→ Provided material
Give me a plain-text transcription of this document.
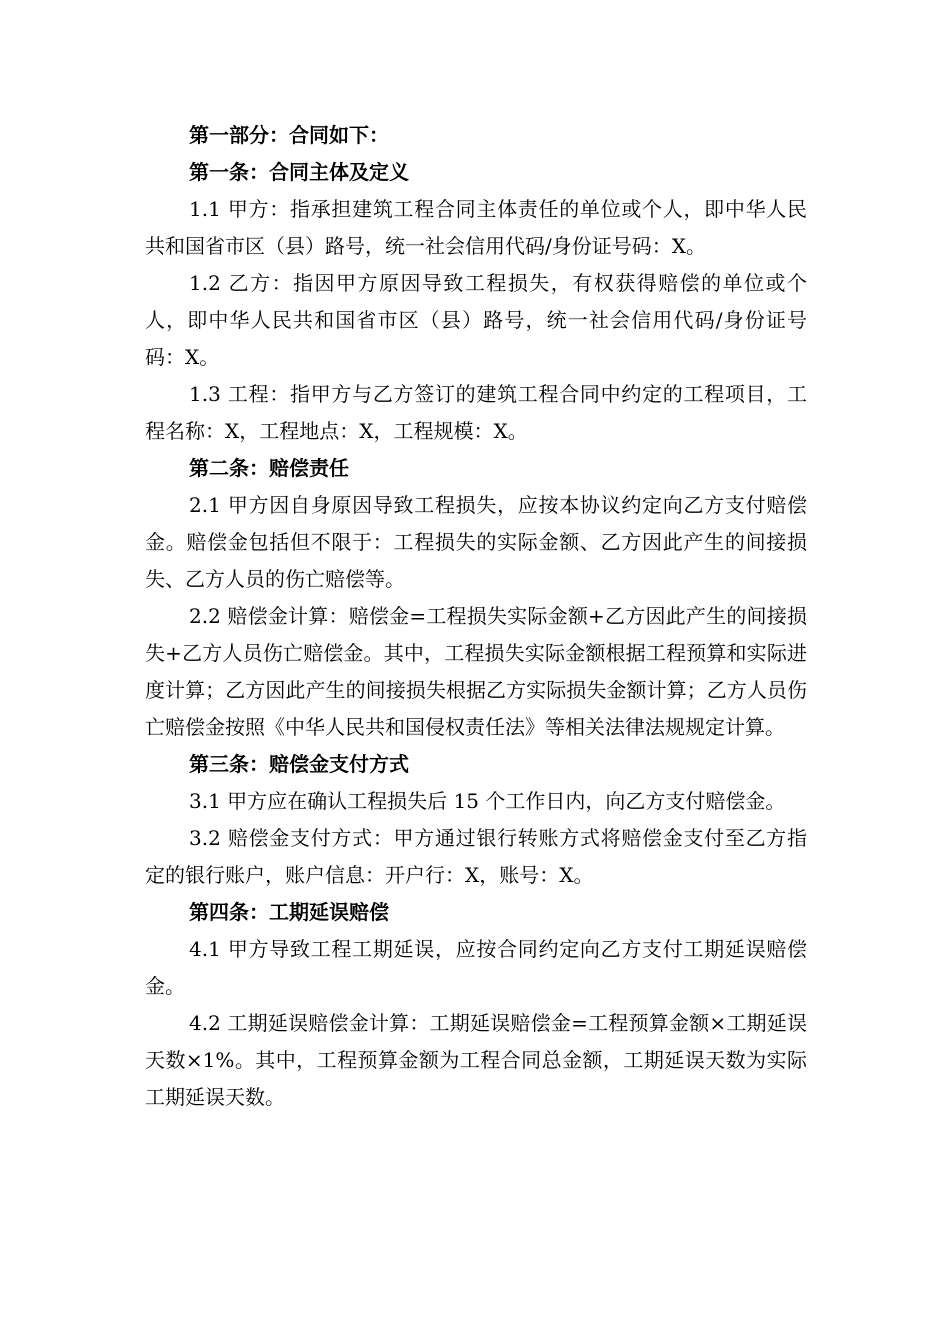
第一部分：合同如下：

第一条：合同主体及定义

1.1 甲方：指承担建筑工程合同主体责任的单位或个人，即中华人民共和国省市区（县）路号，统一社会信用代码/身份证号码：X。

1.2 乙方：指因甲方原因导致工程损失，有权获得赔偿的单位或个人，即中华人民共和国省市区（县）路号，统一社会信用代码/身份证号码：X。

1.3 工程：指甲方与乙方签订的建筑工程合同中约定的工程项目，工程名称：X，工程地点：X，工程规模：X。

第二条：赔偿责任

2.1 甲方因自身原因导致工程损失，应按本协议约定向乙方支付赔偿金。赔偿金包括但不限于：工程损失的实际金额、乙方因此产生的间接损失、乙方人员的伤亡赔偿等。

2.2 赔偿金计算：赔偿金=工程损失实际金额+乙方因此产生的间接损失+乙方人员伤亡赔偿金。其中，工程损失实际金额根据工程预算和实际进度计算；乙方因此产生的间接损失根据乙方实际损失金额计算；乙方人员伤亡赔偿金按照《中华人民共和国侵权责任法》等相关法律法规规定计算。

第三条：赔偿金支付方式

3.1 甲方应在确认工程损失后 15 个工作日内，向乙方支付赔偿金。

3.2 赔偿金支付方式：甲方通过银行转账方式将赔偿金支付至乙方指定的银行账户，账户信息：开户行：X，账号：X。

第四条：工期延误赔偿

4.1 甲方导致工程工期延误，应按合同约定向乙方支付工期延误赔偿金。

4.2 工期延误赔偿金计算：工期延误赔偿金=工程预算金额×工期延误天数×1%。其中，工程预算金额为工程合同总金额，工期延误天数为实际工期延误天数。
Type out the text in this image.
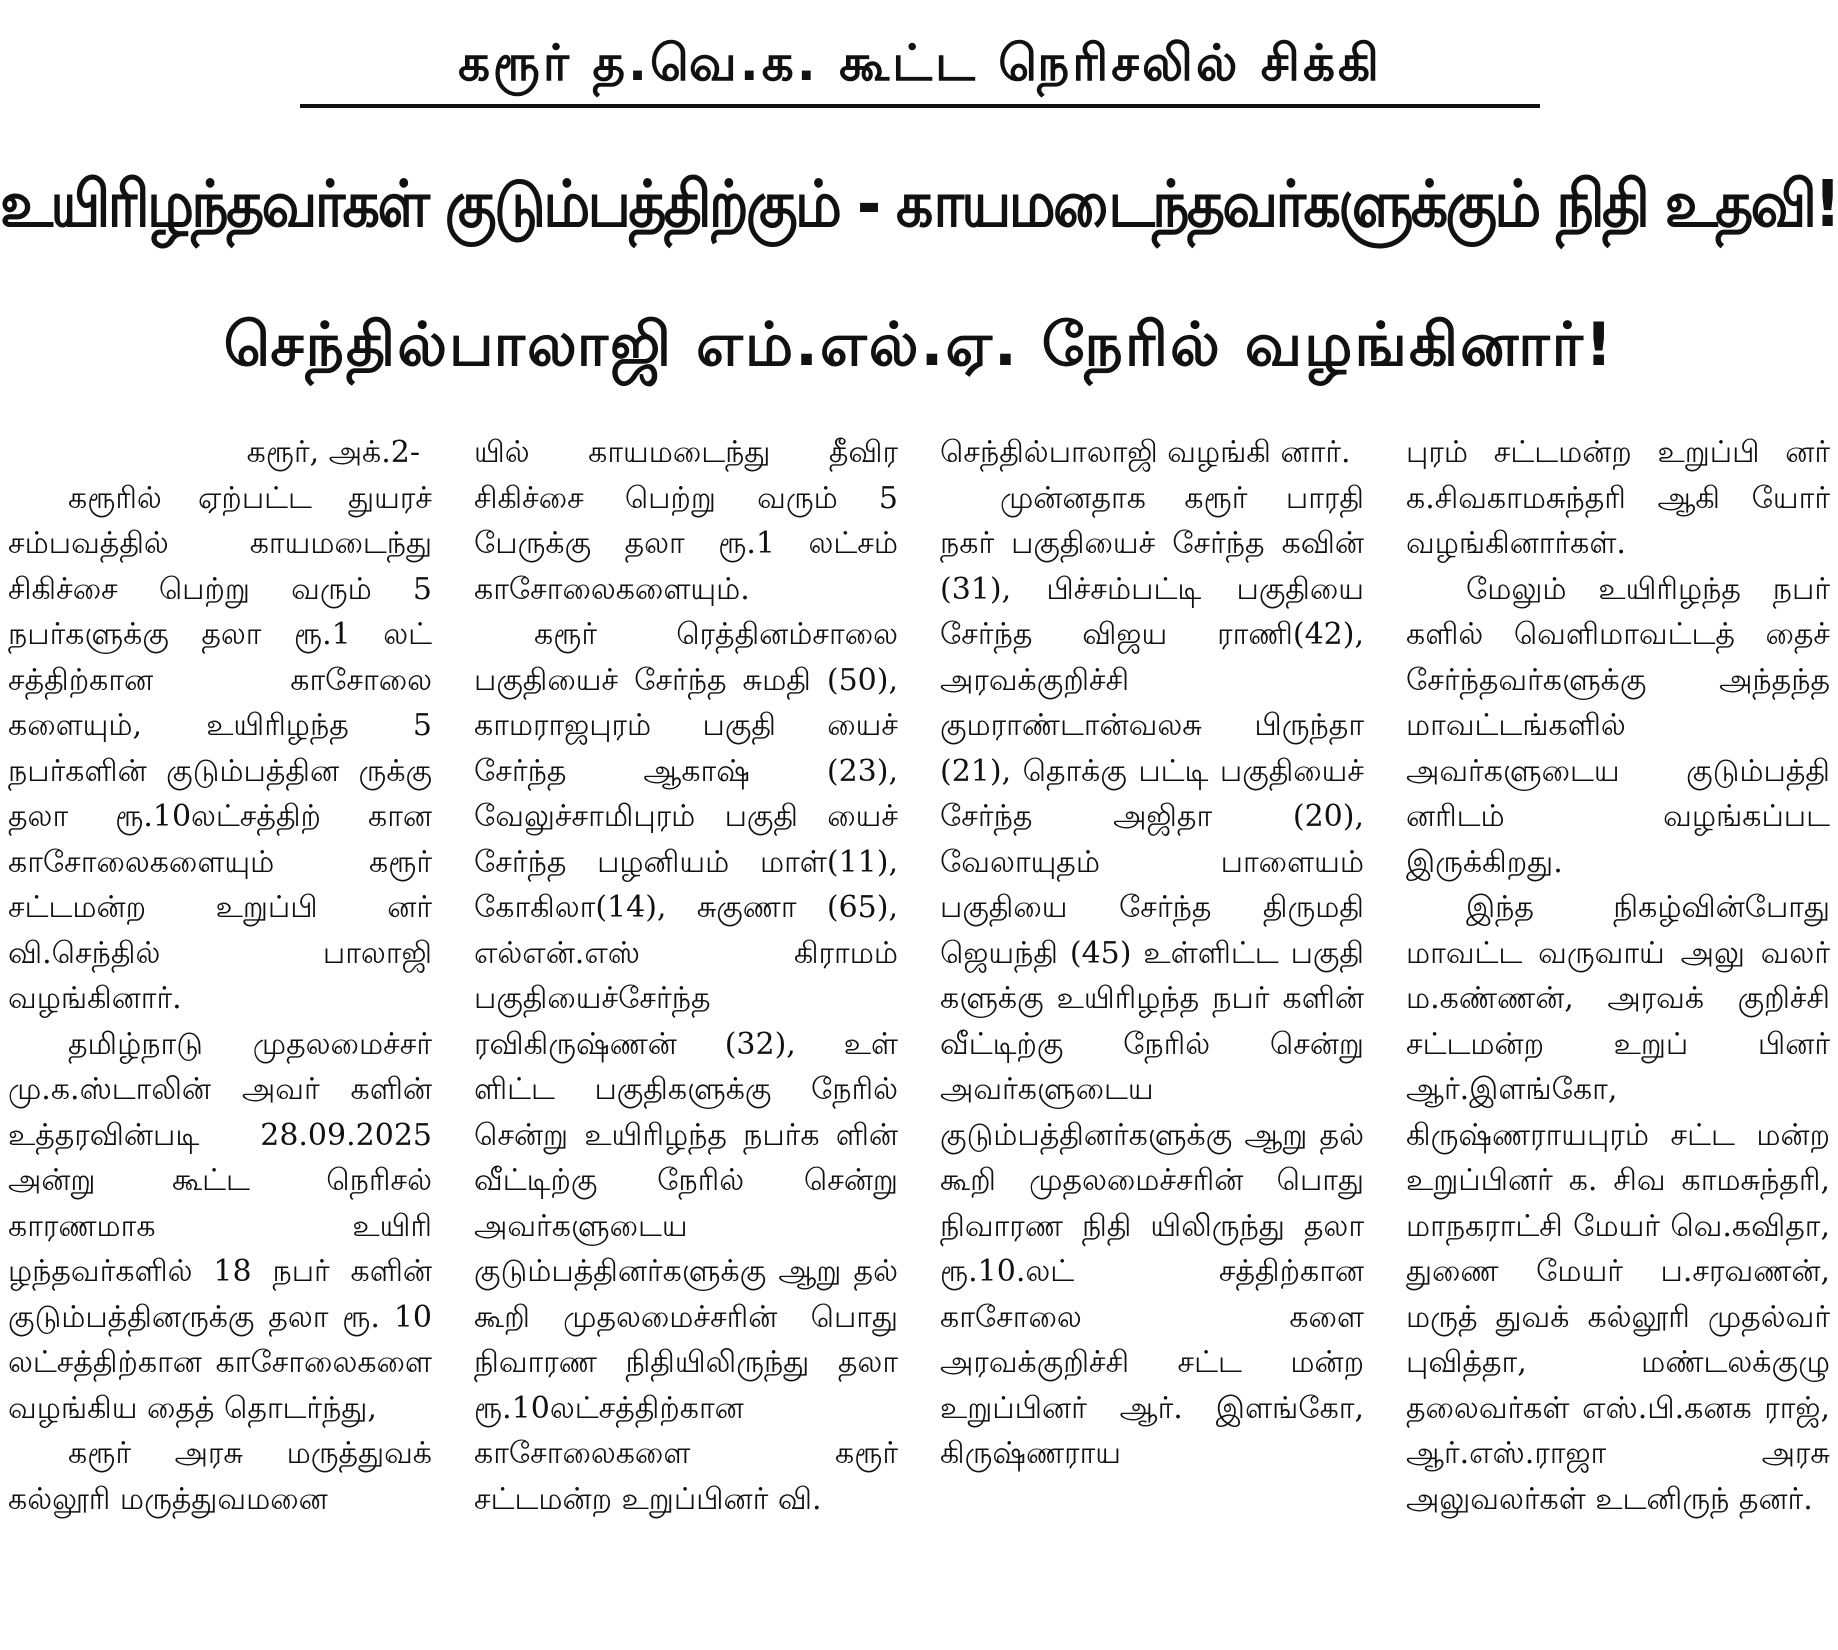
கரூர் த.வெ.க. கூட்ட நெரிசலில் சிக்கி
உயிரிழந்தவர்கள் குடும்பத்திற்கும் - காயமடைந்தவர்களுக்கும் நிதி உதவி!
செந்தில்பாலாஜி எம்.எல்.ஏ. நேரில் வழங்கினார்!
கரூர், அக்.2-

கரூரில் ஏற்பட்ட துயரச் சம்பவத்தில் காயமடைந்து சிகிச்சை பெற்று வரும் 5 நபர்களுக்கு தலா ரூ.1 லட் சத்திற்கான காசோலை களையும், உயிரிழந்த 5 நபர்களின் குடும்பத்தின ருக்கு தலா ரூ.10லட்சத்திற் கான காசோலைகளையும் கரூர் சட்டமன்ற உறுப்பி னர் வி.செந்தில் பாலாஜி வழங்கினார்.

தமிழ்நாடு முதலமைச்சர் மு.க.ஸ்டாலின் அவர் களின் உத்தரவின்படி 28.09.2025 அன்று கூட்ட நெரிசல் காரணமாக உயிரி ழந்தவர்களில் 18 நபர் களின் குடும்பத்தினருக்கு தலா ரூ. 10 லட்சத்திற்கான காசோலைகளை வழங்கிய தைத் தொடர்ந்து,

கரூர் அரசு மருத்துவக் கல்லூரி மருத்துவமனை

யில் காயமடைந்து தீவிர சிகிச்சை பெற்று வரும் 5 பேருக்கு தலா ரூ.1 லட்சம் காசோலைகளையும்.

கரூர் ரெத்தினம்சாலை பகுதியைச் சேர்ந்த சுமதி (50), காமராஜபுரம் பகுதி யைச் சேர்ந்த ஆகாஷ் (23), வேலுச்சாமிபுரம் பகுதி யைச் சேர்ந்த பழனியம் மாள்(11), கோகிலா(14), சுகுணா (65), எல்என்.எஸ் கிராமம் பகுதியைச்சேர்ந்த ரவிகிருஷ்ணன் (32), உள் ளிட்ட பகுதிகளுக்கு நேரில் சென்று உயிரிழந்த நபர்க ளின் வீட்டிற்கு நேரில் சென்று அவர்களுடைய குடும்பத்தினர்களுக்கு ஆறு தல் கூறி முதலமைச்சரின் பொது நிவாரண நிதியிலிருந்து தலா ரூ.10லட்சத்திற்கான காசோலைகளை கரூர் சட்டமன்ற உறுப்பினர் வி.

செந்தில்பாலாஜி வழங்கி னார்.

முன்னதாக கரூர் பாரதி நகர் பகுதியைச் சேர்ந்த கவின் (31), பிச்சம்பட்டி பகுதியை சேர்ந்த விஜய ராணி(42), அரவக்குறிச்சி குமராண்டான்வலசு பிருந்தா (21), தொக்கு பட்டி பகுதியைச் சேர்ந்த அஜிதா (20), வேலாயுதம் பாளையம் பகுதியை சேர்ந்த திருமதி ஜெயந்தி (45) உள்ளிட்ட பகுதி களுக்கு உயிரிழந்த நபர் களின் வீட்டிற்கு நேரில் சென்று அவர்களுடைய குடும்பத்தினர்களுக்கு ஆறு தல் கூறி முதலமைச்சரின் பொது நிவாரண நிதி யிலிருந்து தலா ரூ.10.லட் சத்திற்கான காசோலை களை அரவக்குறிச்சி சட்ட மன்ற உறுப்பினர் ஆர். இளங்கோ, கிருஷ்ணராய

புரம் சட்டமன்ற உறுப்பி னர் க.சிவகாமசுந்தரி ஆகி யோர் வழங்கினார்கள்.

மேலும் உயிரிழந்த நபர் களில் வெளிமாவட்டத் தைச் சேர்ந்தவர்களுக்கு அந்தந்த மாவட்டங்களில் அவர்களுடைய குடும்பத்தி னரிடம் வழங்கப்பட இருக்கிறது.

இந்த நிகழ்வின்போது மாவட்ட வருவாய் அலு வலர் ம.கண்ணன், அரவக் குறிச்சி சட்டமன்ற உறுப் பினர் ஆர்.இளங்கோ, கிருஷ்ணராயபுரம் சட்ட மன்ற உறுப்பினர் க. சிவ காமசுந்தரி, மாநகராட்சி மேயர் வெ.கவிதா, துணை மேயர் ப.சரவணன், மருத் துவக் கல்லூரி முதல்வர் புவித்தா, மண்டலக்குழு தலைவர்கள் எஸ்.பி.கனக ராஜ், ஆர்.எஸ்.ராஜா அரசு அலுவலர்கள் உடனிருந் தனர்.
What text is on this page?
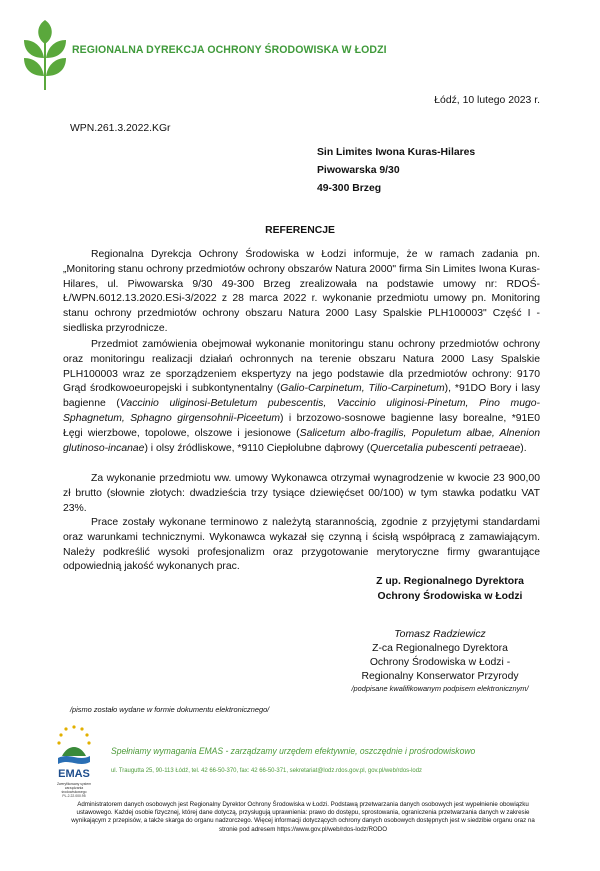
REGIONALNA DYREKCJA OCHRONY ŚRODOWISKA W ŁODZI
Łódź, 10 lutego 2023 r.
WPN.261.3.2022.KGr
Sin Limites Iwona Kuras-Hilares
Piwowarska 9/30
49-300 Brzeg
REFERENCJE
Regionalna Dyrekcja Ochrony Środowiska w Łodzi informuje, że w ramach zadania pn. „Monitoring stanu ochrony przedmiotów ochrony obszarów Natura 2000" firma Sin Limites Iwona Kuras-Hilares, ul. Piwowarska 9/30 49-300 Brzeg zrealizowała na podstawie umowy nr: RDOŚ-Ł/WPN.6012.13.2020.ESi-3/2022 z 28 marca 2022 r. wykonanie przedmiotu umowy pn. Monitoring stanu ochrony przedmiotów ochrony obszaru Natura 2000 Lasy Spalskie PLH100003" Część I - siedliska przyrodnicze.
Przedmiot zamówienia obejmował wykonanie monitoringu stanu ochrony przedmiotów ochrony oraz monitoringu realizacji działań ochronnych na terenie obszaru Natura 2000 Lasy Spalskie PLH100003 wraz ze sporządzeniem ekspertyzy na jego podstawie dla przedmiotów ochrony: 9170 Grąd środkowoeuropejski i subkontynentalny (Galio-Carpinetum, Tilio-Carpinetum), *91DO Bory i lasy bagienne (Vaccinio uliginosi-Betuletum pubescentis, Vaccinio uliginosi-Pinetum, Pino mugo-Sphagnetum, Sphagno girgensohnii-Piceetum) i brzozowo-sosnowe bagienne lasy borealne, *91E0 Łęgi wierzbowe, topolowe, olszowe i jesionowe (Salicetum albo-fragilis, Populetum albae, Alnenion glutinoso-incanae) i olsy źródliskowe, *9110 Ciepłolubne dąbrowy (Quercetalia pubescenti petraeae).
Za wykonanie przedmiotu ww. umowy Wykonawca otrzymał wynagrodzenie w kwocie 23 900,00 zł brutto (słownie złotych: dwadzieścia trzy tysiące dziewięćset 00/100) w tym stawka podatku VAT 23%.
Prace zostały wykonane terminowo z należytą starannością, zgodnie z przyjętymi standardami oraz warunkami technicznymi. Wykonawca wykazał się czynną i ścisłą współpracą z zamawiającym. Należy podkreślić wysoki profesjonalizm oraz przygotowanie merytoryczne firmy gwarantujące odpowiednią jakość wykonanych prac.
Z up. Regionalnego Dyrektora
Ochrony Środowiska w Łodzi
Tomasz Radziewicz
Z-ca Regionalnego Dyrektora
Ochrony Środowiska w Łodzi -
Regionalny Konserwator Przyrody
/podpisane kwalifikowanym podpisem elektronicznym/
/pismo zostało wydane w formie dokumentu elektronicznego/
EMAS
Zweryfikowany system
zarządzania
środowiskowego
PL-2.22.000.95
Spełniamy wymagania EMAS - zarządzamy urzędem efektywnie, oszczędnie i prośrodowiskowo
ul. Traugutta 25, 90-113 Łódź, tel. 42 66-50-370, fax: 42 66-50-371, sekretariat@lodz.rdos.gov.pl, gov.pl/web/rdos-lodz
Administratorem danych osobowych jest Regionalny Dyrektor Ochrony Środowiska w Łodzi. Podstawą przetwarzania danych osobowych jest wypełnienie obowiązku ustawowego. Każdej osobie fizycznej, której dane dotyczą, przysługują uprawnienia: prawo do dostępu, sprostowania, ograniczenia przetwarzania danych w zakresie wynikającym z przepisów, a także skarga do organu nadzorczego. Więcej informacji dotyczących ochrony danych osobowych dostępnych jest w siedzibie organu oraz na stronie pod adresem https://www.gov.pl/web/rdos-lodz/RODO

→ What to do
How many lines of the data hold the string "身份证号码"? Reply with the number alone.

→ Response to the exercise
2